-- Do this --
Check each line below for "Budget" and report how many have it, nothing else.

Records excerpted from a collection
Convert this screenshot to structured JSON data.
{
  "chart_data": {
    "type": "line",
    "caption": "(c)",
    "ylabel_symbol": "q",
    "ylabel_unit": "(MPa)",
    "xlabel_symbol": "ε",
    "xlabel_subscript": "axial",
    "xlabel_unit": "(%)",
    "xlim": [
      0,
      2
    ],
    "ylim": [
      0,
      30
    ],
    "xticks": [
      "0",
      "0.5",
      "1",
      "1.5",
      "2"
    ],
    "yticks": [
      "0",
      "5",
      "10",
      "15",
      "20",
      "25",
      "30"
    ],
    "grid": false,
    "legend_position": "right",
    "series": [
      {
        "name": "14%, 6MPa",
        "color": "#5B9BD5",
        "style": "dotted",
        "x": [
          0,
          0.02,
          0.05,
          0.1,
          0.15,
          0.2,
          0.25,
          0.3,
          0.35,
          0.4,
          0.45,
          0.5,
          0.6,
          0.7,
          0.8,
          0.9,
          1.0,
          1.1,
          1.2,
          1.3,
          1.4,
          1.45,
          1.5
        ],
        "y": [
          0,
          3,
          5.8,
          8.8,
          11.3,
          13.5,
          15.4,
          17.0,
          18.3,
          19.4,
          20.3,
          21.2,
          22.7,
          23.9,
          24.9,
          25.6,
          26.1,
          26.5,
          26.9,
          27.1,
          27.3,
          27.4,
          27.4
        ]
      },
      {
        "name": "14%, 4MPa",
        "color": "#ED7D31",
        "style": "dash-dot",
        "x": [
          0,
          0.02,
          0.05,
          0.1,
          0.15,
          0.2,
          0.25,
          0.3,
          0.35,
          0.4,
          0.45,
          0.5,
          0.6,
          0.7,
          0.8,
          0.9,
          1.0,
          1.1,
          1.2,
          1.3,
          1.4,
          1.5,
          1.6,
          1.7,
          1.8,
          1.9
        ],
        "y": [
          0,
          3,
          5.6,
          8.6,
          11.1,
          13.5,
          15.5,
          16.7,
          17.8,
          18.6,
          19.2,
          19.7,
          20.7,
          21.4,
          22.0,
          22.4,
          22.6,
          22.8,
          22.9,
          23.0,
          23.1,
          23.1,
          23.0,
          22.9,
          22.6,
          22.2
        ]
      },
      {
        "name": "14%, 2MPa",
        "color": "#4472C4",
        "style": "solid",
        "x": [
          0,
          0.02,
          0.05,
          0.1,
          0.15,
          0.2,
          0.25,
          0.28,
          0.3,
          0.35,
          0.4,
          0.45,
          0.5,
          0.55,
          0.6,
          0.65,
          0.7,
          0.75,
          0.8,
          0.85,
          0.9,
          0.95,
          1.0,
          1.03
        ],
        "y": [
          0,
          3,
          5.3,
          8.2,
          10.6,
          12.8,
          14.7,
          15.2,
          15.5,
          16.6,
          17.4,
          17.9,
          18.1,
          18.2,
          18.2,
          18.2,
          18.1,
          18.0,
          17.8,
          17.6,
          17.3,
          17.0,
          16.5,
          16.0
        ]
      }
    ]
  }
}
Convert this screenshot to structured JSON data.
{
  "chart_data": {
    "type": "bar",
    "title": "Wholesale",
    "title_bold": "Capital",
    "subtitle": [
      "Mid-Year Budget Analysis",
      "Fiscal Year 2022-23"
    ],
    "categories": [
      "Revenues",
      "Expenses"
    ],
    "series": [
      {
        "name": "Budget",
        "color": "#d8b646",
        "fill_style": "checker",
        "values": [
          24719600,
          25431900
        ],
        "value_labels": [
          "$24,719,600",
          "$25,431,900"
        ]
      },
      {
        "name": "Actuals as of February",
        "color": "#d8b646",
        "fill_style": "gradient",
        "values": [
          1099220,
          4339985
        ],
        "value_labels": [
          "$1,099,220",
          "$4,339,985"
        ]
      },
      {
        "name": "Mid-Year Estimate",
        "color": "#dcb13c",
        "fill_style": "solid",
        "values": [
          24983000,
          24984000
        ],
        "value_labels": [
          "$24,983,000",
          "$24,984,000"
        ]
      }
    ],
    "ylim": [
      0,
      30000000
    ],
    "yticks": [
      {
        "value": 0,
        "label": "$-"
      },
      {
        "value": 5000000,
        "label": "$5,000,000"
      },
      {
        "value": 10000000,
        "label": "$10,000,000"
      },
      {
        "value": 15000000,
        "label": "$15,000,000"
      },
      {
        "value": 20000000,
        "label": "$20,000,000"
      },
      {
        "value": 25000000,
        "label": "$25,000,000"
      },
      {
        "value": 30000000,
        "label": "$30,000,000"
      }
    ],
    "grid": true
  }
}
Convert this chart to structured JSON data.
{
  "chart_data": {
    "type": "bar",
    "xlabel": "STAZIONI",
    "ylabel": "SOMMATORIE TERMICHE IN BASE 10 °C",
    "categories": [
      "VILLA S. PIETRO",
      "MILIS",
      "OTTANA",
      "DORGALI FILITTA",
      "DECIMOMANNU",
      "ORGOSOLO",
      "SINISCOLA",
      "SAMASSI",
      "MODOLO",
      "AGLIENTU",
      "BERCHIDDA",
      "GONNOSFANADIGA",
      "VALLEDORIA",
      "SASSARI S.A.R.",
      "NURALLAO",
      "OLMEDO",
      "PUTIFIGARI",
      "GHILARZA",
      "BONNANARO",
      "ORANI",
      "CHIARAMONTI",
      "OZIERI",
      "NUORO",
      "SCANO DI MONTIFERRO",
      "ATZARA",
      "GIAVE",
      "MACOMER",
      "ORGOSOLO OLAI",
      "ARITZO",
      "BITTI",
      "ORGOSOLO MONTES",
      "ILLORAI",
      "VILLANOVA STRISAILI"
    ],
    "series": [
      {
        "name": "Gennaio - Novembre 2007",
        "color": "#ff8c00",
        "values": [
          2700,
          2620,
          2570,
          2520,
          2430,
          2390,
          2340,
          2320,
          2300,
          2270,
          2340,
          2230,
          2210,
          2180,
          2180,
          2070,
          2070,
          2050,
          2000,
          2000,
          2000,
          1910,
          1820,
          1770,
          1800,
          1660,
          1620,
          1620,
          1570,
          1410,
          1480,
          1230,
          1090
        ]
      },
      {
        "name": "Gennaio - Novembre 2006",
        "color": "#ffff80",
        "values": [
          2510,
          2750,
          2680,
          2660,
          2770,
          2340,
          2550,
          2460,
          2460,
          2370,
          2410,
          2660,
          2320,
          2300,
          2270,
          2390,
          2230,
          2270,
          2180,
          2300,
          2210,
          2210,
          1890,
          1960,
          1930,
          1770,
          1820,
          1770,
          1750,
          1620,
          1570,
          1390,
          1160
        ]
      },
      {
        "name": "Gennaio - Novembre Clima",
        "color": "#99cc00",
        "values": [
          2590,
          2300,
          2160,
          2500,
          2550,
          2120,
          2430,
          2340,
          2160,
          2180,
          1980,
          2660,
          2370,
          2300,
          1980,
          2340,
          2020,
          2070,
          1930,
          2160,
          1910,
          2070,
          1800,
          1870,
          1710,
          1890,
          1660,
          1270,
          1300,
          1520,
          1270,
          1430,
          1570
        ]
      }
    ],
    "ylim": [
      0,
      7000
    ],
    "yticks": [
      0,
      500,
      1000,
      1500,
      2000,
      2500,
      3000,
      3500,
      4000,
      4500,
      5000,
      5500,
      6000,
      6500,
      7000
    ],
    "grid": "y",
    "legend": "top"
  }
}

-- Solution to this exercise --
2